● Exercise prompt: Extract each line holding the word "achieve" from the entries.
• • • • •
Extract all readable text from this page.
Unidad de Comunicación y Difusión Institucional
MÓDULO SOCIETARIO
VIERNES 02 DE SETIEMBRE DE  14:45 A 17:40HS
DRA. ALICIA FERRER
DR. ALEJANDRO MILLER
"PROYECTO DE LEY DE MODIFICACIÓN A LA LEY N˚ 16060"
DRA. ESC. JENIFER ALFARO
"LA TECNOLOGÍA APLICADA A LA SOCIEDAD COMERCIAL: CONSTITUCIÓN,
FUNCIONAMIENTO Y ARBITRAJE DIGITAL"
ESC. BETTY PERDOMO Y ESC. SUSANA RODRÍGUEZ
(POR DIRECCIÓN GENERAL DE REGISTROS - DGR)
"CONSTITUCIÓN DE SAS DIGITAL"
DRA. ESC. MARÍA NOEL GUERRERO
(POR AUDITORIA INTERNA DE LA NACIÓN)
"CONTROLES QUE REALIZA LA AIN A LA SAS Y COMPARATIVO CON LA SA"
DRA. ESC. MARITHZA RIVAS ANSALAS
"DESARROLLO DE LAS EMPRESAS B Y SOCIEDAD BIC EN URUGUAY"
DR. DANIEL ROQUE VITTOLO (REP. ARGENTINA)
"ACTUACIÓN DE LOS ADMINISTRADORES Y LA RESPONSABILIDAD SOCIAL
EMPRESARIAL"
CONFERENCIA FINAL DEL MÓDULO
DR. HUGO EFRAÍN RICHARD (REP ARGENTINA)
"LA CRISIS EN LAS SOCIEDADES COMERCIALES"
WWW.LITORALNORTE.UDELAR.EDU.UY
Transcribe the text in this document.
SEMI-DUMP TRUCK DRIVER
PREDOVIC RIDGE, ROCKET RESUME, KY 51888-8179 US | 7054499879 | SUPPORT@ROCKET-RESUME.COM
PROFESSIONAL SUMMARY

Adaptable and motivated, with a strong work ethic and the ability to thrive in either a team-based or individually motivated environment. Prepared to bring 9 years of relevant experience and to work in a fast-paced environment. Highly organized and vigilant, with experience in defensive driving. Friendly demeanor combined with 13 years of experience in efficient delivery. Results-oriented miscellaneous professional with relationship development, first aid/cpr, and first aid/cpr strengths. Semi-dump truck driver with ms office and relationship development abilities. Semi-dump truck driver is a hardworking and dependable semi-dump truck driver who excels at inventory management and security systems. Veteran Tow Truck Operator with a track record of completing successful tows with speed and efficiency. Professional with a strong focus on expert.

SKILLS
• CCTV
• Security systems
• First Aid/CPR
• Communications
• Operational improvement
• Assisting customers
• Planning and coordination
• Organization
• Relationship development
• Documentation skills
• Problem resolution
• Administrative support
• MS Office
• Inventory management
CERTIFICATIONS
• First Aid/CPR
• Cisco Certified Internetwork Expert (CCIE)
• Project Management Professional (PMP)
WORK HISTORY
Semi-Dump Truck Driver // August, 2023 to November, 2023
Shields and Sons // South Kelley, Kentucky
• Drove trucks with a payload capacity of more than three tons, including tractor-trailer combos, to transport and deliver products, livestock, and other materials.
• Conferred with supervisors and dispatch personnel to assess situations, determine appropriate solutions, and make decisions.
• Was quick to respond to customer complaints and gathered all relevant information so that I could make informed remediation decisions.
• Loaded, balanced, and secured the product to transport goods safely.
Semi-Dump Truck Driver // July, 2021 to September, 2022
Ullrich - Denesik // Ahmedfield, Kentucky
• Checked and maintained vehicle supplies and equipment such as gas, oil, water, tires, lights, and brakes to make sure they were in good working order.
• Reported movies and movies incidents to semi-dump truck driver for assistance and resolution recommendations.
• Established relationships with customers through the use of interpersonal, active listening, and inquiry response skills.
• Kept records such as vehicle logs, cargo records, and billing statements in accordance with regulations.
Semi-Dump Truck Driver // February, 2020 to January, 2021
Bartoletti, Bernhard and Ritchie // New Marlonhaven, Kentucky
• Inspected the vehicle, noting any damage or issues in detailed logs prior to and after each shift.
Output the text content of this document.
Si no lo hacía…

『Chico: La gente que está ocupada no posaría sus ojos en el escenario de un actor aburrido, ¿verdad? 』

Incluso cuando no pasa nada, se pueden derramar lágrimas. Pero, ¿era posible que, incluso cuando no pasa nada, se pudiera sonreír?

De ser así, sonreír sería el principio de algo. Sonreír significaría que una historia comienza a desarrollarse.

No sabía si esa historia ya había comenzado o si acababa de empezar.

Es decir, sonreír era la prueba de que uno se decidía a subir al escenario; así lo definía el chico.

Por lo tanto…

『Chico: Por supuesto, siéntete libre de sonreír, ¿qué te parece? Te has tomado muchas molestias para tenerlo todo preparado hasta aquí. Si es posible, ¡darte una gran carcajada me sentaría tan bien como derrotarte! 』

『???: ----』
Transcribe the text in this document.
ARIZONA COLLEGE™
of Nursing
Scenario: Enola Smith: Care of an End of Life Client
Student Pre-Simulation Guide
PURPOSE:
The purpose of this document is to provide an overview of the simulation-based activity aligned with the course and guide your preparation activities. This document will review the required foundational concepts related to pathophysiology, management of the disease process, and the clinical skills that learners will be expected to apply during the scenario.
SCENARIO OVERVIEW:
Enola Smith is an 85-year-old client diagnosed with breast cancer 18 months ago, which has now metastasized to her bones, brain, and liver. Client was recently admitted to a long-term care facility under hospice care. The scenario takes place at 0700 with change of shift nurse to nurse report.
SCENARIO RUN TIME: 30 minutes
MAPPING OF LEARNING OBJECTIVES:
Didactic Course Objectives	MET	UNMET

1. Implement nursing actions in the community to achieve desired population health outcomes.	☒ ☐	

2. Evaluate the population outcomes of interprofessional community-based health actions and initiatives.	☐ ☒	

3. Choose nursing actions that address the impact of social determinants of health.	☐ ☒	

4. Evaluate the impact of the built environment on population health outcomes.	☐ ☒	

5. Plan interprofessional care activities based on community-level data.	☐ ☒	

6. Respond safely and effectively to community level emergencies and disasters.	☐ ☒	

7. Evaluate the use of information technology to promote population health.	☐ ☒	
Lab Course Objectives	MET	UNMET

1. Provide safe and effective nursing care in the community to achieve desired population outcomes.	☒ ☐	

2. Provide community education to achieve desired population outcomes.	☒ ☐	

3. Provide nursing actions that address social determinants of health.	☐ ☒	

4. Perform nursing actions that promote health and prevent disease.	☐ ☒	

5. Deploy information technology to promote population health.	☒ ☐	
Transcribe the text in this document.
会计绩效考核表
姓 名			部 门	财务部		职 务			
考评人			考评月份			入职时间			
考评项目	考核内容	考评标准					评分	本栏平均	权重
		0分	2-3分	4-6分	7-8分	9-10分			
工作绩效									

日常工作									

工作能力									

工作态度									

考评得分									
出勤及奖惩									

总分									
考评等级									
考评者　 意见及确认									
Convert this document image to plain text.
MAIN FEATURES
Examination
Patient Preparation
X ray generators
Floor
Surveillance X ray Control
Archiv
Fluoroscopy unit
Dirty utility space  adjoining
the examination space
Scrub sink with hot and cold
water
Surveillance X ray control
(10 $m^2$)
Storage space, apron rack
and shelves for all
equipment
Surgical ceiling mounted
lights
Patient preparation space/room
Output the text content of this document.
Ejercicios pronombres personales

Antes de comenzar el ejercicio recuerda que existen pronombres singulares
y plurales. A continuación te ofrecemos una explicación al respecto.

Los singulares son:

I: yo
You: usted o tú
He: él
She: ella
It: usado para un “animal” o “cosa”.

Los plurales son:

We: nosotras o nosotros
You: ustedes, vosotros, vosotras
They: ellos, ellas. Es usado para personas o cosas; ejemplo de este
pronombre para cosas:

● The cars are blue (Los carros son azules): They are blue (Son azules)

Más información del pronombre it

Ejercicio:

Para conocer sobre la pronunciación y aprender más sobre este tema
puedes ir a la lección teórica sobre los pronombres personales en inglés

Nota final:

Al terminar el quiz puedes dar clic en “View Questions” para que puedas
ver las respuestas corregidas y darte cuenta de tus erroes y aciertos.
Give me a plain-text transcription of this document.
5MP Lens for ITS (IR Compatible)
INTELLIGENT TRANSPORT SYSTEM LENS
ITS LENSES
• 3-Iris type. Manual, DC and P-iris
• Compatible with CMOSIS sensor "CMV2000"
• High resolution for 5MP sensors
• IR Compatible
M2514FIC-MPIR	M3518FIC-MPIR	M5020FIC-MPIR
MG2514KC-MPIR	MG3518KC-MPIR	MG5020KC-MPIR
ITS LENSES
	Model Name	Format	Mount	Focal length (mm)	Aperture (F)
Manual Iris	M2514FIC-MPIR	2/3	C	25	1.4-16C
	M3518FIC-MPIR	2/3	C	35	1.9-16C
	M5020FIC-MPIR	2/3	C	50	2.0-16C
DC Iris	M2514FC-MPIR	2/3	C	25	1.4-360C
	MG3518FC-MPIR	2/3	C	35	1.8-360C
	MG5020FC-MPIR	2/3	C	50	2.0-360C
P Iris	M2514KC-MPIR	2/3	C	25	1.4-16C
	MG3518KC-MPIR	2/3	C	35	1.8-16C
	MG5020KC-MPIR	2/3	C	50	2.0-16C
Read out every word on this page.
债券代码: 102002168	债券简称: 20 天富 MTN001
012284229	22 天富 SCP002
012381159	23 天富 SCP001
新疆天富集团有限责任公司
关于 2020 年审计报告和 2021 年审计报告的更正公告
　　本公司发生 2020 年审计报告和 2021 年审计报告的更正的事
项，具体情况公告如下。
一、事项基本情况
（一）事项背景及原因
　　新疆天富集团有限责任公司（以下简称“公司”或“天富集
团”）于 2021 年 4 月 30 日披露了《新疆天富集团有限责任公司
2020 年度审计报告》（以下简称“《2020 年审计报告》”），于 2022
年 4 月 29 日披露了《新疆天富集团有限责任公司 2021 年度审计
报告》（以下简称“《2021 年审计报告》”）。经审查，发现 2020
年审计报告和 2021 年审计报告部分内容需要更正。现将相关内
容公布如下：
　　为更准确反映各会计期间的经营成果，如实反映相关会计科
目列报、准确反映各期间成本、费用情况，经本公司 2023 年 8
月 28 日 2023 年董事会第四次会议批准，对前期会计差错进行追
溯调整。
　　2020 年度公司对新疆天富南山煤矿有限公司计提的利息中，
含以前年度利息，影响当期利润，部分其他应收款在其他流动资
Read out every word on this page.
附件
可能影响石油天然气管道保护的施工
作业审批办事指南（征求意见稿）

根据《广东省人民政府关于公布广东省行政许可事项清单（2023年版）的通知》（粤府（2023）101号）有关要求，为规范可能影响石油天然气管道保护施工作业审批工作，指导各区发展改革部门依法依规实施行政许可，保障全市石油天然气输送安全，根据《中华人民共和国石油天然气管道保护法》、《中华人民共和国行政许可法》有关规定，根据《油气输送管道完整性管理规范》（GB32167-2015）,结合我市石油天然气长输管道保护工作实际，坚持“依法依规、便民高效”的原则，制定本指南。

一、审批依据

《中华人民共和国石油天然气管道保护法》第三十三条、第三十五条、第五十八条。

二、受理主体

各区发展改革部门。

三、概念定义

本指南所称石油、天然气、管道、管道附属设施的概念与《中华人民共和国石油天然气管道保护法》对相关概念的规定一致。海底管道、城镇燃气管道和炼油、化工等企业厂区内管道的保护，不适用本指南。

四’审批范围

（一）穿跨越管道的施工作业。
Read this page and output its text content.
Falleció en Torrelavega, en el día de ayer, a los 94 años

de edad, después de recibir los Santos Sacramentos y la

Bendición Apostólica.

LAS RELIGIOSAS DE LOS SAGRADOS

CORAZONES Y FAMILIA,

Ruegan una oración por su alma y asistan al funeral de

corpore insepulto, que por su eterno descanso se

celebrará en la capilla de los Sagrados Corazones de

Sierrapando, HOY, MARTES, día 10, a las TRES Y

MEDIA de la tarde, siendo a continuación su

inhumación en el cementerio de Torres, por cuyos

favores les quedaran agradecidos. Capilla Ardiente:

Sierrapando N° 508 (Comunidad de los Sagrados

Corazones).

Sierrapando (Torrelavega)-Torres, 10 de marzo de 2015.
• • • • •
● Written answer:
1. Implement nursing actions in the community to achieve desired population health outcomes.	☒ ☐	
1. Provide safe and effective nursing care in the community to achieve desired population outcomes.	☒ ☐	
2. Provide community education to achieve desired population outcomes.	☒ ☐	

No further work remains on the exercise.